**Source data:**
━━━
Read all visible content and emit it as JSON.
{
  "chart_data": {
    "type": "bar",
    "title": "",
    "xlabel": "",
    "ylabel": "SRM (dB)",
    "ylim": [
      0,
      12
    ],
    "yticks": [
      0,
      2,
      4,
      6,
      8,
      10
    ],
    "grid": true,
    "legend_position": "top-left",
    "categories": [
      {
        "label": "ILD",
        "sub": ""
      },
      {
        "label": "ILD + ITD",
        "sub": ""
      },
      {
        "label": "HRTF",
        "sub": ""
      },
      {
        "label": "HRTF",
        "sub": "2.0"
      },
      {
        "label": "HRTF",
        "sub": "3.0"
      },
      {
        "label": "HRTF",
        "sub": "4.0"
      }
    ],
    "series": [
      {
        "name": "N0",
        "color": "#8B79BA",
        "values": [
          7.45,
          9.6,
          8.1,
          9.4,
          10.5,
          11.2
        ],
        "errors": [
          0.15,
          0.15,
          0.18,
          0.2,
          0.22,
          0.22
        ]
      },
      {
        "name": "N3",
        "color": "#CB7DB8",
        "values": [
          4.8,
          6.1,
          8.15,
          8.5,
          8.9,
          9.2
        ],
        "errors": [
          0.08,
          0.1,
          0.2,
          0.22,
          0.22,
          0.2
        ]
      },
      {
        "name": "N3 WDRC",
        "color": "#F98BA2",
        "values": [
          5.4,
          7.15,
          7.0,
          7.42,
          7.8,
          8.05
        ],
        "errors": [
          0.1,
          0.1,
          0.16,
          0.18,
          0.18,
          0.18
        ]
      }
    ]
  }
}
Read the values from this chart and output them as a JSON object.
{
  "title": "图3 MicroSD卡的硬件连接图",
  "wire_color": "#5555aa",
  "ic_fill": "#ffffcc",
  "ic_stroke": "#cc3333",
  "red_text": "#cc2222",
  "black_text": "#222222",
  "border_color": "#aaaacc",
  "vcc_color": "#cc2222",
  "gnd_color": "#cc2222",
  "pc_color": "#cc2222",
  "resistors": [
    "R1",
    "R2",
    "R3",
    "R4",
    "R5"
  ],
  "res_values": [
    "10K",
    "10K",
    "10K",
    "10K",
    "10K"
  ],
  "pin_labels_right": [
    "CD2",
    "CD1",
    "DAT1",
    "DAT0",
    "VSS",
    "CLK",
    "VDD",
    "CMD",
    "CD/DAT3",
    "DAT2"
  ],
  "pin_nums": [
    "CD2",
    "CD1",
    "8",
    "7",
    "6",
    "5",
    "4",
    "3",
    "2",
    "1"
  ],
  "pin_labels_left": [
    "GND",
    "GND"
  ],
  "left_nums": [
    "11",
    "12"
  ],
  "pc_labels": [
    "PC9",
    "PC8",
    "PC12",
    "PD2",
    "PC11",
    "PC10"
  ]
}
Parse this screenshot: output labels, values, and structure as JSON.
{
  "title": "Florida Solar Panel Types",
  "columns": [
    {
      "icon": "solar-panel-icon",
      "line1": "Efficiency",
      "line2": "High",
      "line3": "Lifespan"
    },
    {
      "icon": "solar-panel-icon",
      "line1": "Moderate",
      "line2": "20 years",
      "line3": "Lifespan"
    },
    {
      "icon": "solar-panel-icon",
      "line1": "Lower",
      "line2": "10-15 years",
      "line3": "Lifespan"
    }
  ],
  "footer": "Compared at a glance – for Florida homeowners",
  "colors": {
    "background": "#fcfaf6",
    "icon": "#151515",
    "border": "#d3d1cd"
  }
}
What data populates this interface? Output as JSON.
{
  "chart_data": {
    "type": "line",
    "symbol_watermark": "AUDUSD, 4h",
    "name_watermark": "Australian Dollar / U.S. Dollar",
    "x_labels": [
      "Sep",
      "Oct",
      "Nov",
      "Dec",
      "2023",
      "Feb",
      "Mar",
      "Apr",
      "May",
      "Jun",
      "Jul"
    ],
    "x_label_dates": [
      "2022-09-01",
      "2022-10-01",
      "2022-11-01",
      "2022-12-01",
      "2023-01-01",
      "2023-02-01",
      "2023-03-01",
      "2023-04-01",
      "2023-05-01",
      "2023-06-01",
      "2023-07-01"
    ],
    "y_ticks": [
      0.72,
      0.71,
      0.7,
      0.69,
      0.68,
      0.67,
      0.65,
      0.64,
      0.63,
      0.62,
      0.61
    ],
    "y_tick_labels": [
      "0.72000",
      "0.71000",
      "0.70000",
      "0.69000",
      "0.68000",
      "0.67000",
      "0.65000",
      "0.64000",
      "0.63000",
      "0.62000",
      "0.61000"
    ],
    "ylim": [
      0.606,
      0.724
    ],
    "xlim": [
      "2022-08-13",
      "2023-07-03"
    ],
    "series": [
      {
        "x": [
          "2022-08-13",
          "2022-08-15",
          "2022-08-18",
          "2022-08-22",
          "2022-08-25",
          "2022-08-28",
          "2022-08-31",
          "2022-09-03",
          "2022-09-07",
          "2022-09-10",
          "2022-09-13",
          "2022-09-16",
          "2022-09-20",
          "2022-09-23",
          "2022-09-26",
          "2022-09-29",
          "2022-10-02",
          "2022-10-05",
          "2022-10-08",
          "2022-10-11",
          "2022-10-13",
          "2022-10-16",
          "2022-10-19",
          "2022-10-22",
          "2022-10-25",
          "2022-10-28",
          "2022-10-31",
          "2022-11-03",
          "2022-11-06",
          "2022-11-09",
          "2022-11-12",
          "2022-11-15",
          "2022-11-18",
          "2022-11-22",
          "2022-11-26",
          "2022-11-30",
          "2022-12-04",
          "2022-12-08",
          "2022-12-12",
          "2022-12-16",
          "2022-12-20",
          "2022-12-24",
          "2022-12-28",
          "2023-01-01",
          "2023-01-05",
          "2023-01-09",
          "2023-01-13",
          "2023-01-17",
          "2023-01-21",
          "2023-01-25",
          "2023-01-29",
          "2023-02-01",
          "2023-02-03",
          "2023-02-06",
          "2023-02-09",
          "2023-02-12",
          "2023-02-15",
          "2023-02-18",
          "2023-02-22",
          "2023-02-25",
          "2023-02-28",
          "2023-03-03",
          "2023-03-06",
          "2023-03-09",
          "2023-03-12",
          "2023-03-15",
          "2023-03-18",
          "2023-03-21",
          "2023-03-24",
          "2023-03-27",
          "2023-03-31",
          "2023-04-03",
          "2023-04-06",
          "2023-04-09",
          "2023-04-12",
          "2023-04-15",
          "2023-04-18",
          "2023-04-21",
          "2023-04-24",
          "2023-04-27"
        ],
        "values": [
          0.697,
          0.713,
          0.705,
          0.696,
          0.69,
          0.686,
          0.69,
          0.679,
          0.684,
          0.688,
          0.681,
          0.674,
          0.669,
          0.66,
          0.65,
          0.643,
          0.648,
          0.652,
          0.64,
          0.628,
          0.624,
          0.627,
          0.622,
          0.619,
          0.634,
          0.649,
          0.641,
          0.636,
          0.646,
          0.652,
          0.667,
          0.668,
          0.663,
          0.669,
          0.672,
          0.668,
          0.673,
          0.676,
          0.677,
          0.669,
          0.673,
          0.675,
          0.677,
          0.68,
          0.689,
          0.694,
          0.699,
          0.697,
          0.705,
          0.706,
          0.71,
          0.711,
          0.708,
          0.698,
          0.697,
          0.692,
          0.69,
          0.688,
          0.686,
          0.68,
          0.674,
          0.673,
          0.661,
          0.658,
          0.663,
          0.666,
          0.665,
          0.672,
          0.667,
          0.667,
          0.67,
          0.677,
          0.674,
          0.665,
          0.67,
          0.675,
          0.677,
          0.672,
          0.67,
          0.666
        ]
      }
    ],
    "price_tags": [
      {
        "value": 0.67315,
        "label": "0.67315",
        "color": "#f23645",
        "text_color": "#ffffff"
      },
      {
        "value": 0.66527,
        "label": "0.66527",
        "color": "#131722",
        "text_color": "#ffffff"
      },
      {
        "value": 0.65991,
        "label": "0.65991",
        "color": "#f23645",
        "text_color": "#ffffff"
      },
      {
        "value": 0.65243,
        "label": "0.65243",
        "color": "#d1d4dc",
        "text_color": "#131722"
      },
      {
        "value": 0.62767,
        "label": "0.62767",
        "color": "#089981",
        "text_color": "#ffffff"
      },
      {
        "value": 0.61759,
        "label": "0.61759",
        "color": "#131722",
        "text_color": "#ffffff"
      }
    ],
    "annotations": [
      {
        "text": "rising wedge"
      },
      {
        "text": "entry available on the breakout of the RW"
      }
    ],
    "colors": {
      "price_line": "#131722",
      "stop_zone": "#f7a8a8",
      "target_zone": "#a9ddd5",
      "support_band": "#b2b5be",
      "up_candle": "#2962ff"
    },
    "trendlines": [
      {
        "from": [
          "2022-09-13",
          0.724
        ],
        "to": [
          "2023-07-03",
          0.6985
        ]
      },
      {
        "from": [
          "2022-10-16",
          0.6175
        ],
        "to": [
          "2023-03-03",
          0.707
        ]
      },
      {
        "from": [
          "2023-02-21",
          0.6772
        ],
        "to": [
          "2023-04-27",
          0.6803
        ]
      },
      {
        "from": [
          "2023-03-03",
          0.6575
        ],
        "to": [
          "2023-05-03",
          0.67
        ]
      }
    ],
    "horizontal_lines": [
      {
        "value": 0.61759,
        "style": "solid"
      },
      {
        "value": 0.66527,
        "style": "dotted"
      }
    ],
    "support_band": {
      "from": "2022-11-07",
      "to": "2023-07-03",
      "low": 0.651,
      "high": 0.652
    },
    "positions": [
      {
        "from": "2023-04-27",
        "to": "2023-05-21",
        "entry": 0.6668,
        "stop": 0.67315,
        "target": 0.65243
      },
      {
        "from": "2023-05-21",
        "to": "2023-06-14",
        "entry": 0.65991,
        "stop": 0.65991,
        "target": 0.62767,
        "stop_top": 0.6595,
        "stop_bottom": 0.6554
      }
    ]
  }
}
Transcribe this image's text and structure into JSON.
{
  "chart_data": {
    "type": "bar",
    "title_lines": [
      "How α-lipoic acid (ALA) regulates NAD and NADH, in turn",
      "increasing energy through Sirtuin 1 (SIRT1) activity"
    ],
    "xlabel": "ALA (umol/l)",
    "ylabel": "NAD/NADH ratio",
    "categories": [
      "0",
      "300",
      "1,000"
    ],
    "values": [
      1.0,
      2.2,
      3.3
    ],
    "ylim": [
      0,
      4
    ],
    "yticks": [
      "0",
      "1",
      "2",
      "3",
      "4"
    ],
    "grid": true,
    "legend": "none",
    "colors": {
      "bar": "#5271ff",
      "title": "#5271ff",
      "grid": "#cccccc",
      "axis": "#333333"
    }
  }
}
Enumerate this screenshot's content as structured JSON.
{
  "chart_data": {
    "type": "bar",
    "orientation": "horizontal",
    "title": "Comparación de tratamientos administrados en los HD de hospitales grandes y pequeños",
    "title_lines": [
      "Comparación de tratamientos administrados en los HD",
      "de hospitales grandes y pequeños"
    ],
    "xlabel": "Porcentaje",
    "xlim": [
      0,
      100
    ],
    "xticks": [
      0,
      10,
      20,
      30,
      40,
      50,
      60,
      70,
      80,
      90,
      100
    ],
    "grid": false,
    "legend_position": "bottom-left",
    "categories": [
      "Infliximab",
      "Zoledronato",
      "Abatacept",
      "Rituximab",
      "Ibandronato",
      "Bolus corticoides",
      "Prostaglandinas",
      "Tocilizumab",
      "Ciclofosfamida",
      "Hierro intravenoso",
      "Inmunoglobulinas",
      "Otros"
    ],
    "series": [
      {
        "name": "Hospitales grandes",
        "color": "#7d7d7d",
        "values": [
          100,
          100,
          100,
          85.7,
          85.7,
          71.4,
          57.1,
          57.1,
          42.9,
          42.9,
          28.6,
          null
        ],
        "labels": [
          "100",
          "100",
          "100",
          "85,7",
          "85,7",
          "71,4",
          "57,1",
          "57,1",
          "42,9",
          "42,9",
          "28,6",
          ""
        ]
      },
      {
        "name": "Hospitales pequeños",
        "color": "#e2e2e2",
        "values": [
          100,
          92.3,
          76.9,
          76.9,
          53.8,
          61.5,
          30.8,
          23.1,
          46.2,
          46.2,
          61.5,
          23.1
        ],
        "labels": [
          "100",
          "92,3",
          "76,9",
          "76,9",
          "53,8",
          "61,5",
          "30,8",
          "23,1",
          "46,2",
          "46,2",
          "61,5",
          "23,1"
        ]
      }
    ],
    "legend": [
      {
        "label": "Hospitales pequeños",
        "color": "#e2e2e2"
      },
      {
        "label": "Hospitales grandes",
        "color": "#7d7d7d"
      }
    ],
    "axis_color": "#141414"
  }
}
━━━
**Exercise:** Your answer should be one number: how many lines of the listing include the word "xlabel".

**Result of the task:** 3